Below are records to be output exactly, every one of them.

------ GIVEN RECORDS

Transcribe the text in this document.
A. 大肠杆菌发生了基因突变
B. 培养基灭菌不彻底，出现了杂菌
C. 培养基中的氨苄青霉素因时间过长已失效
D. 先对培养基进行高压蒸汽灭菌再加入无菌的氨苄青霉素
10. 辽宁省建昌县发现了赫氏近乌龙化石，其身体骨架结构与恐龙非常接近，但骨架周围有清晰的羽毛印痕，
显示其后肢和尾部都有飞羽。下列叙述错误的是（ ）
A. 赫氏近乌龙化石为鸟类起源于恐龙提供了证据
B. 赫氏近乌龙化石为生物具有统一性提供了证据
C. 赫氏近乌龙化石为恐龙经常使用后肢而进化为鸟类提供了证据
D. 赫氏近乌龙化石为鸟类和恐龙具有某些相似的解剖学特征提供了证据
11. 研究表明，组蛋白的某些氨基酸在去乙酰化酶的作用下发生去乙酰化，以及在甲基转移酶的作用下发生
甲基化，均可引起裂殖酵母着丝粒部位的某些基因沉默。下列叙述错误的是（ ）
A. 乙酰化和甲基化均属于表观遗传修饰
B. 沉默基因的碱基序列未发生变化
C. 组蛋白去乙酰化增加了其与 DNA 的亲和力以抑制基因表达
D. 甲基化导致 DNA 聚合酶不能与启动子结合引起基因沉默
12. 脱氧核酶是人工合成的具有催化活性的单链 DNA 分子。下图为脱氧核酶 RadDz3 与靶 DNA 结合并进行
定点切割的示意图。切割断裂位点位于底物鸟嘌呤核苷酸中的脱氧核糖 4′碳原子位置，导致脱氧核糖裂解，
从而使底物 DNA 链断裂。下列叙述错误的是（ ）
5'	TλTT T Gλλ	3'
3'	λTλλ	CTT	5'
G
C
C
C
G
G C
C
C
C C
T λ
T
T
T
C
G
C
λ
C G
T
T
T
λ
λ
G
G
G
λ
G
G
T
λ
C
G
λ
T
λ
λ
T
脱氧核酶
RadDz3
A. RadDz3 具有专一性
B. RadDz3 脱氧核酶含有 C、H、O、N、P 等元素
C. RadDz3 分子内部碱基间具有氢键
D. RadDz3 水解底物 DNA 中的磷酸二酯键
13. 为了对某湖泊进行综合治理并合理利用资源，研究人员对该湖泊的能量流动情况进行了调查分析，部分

------------

### THE COMPLETED TASK
Transcribe the text in this document.
A. 大肠杆菌发生了基因突变
B. 培养基灭菌不彻底，出现了杂菌
C. 培养基中的氨苄青霉素因时间过长已失效
D. 先对培养基进行高压蒸汽灭菌再加入无菌的氨苄青霉素
10. 辽宁省建昌县发现了赫氏近乌龙化石，其身体骨架结构与恐龙非常接近，但骨架周围有清晰的羽毛印痕，
显示其后肢和尾部都有飞羽。下列叙述错误的是（ ）
A. 赫氏近乌龙化石为鸟类起源于恐龙提供了证据
B. 赫氏近乌龙化石为生物具有统一性提供了证据
C. 赫氏近乌龙化石为恐龙经常使用后肢而进化为鸟类提供了证据
D. 赫氏近乌龙化石为鸟类和恐龙具有某些相似的解剖学特征提供了证据
11. 研究表明，组蛋白的某些氨基酸在去乙酰化酶的作用下发生去乙酰化，以及在甲基转移酶的作用下发生
甲基化，均可引起裂殖酵母着丝粒部位的某些基因沉默。下列叙述错误的是（ ）
A. 乙酰化和甲基化均属于表观遗传修饰
B. 沉默基因的碱基序列未发生变化
C. 组蛋白去乙酰化增加了其与 DNA 的亲和力以抑制基因表达
D. 甲基化导致 DNA 聚合酶不能与启动子结合引起基因沉默
12. 脱氧核酶是人工合成的具有催化活性的单链 DNA 分子。下图为脱氧核酶 RadDz3 与靶 DNA 结合并进行
定点切割的示意图。切割断裂位点位于底物鸟嘌呤核苷酸中的脱氧核糖 4′碳原子位置，导致脱氧核糖裂解，
从而使底物 DNA 链断裂。下列叙述错误的是（ ）
5'	TλTT T Gλλ	3'
3'	λTλλ	CTT	5'
G
C
C
C
G
G C
C
C
C C
T λ
T
T
T
C
G
C
λ
C G
T
T
T
λ
λ
G
G
G
λ
G
G
T
λ
C
G
λ
T
λ
λ
T
脱氧核酶
RadDz3
A. RadDz3 具有专一性
B. RadDz3 脱氧核酶含有 C、H、O、N、P 等元素
C. RadDz3 分子内部碱基间具有氢键
D. RadDz3 水解底物 DNA 中的磷酸二酯键
13. 为了对某湖泊进行综合治理并合理利用资源，研究人员对该湖泊的能量流动情况进行了调查分析，部分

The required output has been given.